> _The request_:
Keep only those lines of the records that include the string "JSON".

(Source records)
────────

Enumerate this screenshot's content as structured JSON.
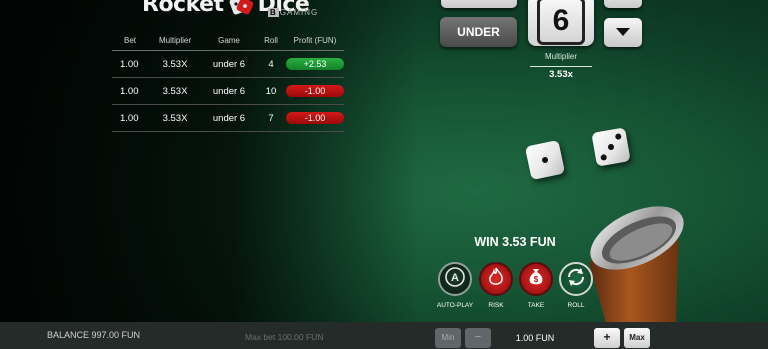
{
  "logo": {
    "word1": "Rocket",
    "word2": "Dice",
    "sub_brand_prefix": "B",
    "sub_brand": "GAMING"
  },
  "history": {
    "headers": {
      "bet": "Bet",
      "multiplier": "Multiplier",
      "game": "Game",
      "roll": "Roll",
      "profit": "Profit (FUN)"
    },
    "rows": [
      {
        "bet": "1.00",
        "multiplier": "3.53X",
        "game": "under 6",
        "roll": "4",
        "profit": "+2.53",
        "result": "win"
      },
      {
        "bet": "1.00",
        "multiplier": "3.53X",
        "game": "under 6",
        "roll": "10",
        "profit": "-1.00",
        "result": "loss"
      },
      {
        "bet": "1.00",
        "multiplier": "3.53X",
        "game": "under 6",
        "roll": "7",
        "profit": "-1.00",
        "result": "loss"
      }
    ]
  },
  "controls": {
    "mode_label": "UNDER",
    "target_number": "6",
    "multiplier_label": "Multiplier",
    "multiplier_value": "3.53x"
  },
  "dice": {
    "die1": 1,
    "die2": 3
  },
  "win_text": "WIN 3.53 FUN",
  "actions": [
    {
      "label": "AUTO-PLAY",
      "icon": "autoplay-icon"
    },
    {
      "label": "RISK",
      "icon": "flame-icon"
    },
    {
      "label": "TAKE",
      "icon": "money-bag-icon"
    },
    {
      "label": "ROLL",
      "icon": "roll-icon"
    }
  ],
  "bottom": {
    "balance": "BALANCE 997.00 FUN",
    "max_bet": "Max bet 100.00 FUN",
    "min_label": "Min",
    "minus_label": "−",
    "bet_value": "1.00 FUN",
    "plus_label": "+",
    "max_label": "Max"
  },
  "colors": {
    "felt": "#165534",
    "win": "#1e9a34",
    "loss": "#c21212"
  }
}
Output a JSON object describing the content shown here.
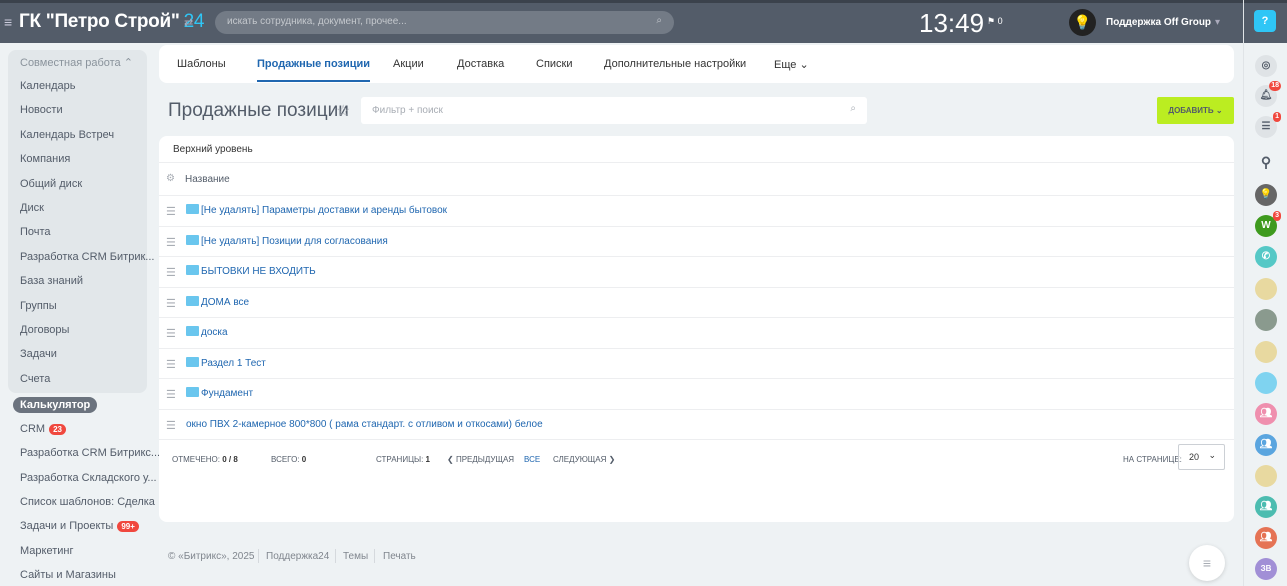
{
  "header": {
    "company": "ГК \"Петро Строй\"",
    "company_suffix": "24",
    "search_placeholder": "искать сотрудника, документ, прочее...",
    "time": "13:49",
    "flag_count": "0",
    "user": "Поддержка Off Group"
  },
  "sidebar": {
    "group_title": "Совместная работа",
    "items": [
      "Календарь",
      "Новости",
      "Календарь Встреч",
      "Компания",
      "Общий диск",
      "Диск",
      "Почта",
      "Разработка CRM Битрик...",
      "База знаний",
      "Группы",
      "Договоры",
      "Задачи",
      "Счета"
    ],
    "active": "Калькулятор",
    "items2": [
      {
        "label": "CRM",
        "count": "23"
      },
      {
        "label": "Разработка CRM Битрикс..."
      },
      {
        "label": "Разработка Складского у..."
      },
      {
        "label": "Список шаблонов: Сделка"
      },
      {
        "label": "Задачи и Проекты",
        "count": "99+"
      },
      {
        "label": "Маркетинг"
      },
      {
        "label": "Сайты и Магазины"
      }
    ]
  },
  "tabs": [
    "Шаблоны",
    "Продажные позиции",
    "Акции",
    "Доставка",
    "Списки",
    "Дополнительные настройки",
    "Еще"
  ],
  "page": {
    "title": "Продажные позиции",
    "filter_placeholder": "Фильтр + поиск",
    "add_label": "ДОБАВИТЬ"
  },
  "table": {
    "level": "Верхний уровень",
    "column": "Название",
    "rows": [
      {
        "name": "[Не удалять] Параметры доставки и аренды бытовок",
        "folder": true
      },
      {
        "name": "[Не удалять] Позиции для согласования",
        "folder": true
      },
      {
        "name": "БЫТОВКИ НЕ ВХОДИТЬ",
        "folder": true
      },
      {
        "name": "ДОМА все",
        "folder": true
      },
      {
        "name": "доска",
        "folder": true
      },
      {
        "name": "Раздел 1 Тест",
        "folder": true
      },
      {
        "name": "Фундамент",
        "folder": true
      },
      {
        "name": "окно ПВХ 2-камерное 800*800 ( рама стандарт. с отливом и откосами) белое",
        "folder": false
      }
    ]
  },
  "pagination": {
    "selected_label": "ОТМЕЧЕНО:",
    "selected": "0 / 8",
    "total_label": "ВСЕГО:",
    "total": "0",
    "pages_label": "СТРАНИЦЫ:",
    "pages": "1",
    "prev": "ПРЕДЫДУЩАЯ",
    "all": "ВСЕ",
    "next": "СЛЕДУЮЩАЯ",
    "per_page_label": "НА СТРАНИЦЕ:",
    "per_page": "20"
  },
  "footer": [
    "© «Битрикс», 2025",
    "Поддержка24",
    "Темы",
    "Печать"
  ],
  "right_panel": {
    "notifications": "18",
    "messages": "1",
    "w_badge": "3",
    "w_label": "W",
    "last_avatar": "ЗВ"
  }
}
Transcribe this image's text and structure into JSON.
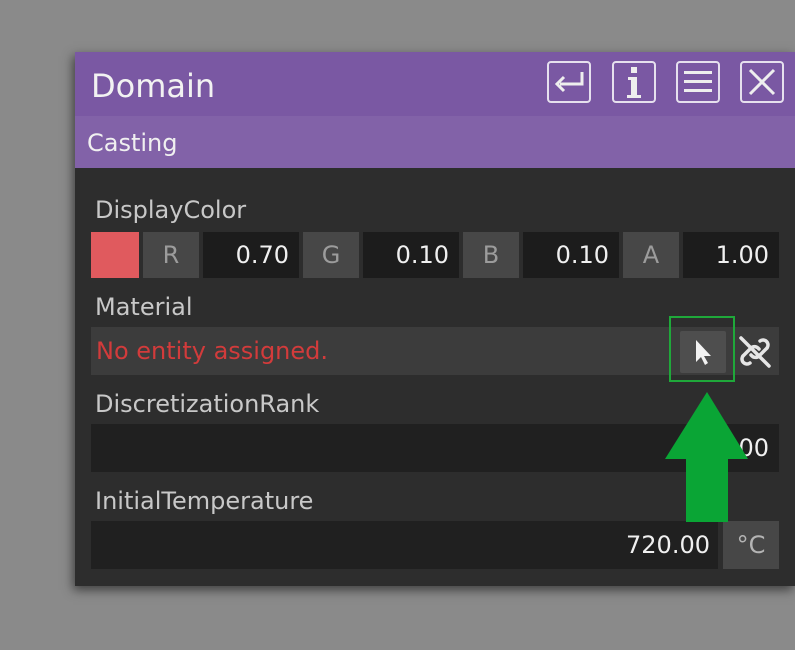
{
  "window": {
    "title": "Domain",
    "section": "Casting",
    "buttons": [
      "return-icon",
      "info-icon",
      "menu-icon",
      "close-icon"
    ]
  },
  "display_color": {
    "label": "DisplayColor",
    "swatch": "#e05a5e",
    "channels": [
      {
        "name": "R",
        "value": "0.70"
      },
      {
        "name": "G",
        "value": "0.10"
      },
      {
        "name": "B",
        "value": "0.10"
      },
      {
        "name": "A",
        "value": "1.00"
      }
    ]
  },
  "material": {
    "label": "Material",
    "status": "No entity assigned.",
    "status_color": "#d23b3b"
  },
  "discretization": {
    "label": "DiscretizationRank",
    "value": "00"
  },
  "initial_temperature": {
    "label": "InitialTemperature",
    "value": "720.00",
    "unit": "°C"
  },
  "colors": {
    "titlebar": "#7a58a3",
    "panel": "#2d2d2d",
    "highlight_box": "#1fa83a",
    "arrow": "#0aa535"
  }
}
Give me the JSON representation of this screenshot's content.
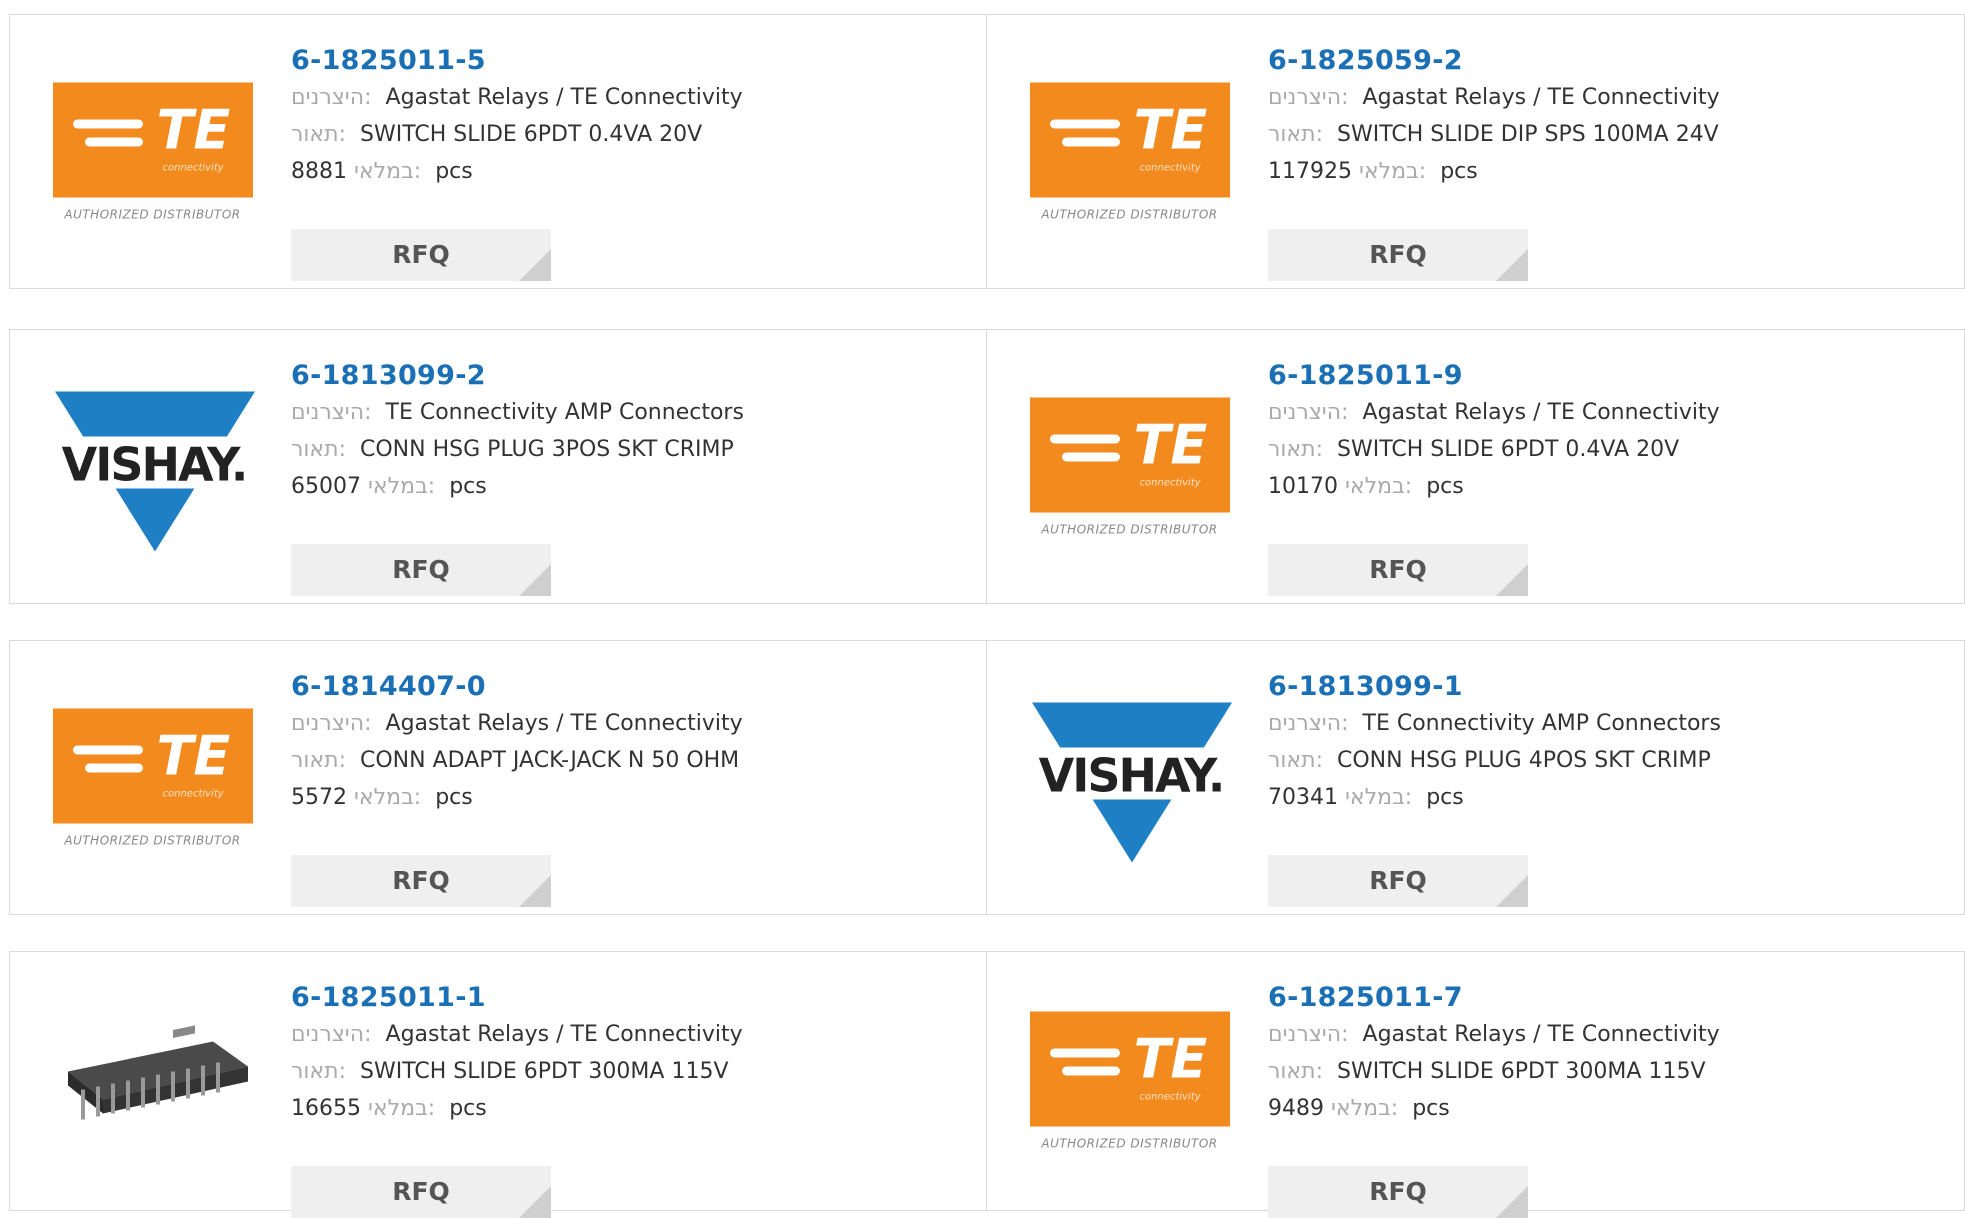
{
  "labels": {
    "manufacturer": "היצרנים:",
    "description": "תאור:",
    "stock": "במלאי:",
    "unit": "pcs",
    "rfq": "RFQ"
  },
  "brands": {
    "te": {
      "name": "TE",
      "sub": "connectivity",
      "tagline": "AUTHORIZED DISTRIBUTOR",
      "color": "#f28a1e"
    },
    "vishay": {
      "name": "VISHAY.",
      "color": "#1f7fc4"
    }
  },
  "products": [
    {
      "part": "6-1825011-5",
      "manufacturer": "Agastat Relays / TE Connectivity",
      "description": "SWITCH SLIDE 6PDT 0.4VA 20V",
      "stock": "8881",
      "logo": "te-logo"
    },
    {
      "part": "6-1825059-2",
      "manufacturer": "Agastat Relays / TE Connectivity",
      "description": "SWITCH SLIDE DIP SPS 100MA 24V",
      "stock": "117925",
      "logo": "te-logo"
    },
    {
      "part": "6-1813099-2",
      "manufacturer": "TE Connectivity AMP Connectors",
      "description": "CONN HSG PLUG 3POS SKT CRIMP",
      "stock": "65007",
      "logo": "vishay-logo"
    },
    {
      "part": "6-1825011-9",
      "manufacturer": "Agastat Relays / TE Connectivity",
      "description": "SWITCH SLIDE 6PDT 0.4VA 20V",
      "stock": "10170",
      "logo": "te-logo"
    },
    {
      "part": "6-1814407-0",
      "manufacturer": "Agastat Relays / TE Connectivity",
      "description": "CONN ADAPT JACK-JACK N 50 OHM",
      "stock": "5572",
      "logo": "te-logo"
    },
    {
      "part": "6-1813099-1",
      "manufacturer": "TE Connectivity AMP Connectors",
      "description": "CONN HSG PLUG 4POS SKT CRIMP",
      "stock": "70341",
      "logo": "vishay-logo"
    },
    {
      "part": "6-1825011-1",
      "manufacturer": "Agastat Relays / TE Connectivity",
      "description": "SWITCH SLIDE 6PDT 300MA 115V",
      "stock": "16655",
      "logo": "dip-chip-image"
    },
    {
      "part": "6-1825011-7",
      "manufacturer": "Agastat Relays / TE Connectivity",
      "description": "SWITCH SLIDE 6PDT 300MA 115V",
      "stock": "9489",
      "logo": "te-logo"
    }
  ]
}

────────

> _Finished task_:
Enumerate this screenshot's content as structured JSON.
Output a JSON object describing the content shown here.
Transcribe this image's text and structure into JSON.
Give me the JSON representation of this screenshot's content.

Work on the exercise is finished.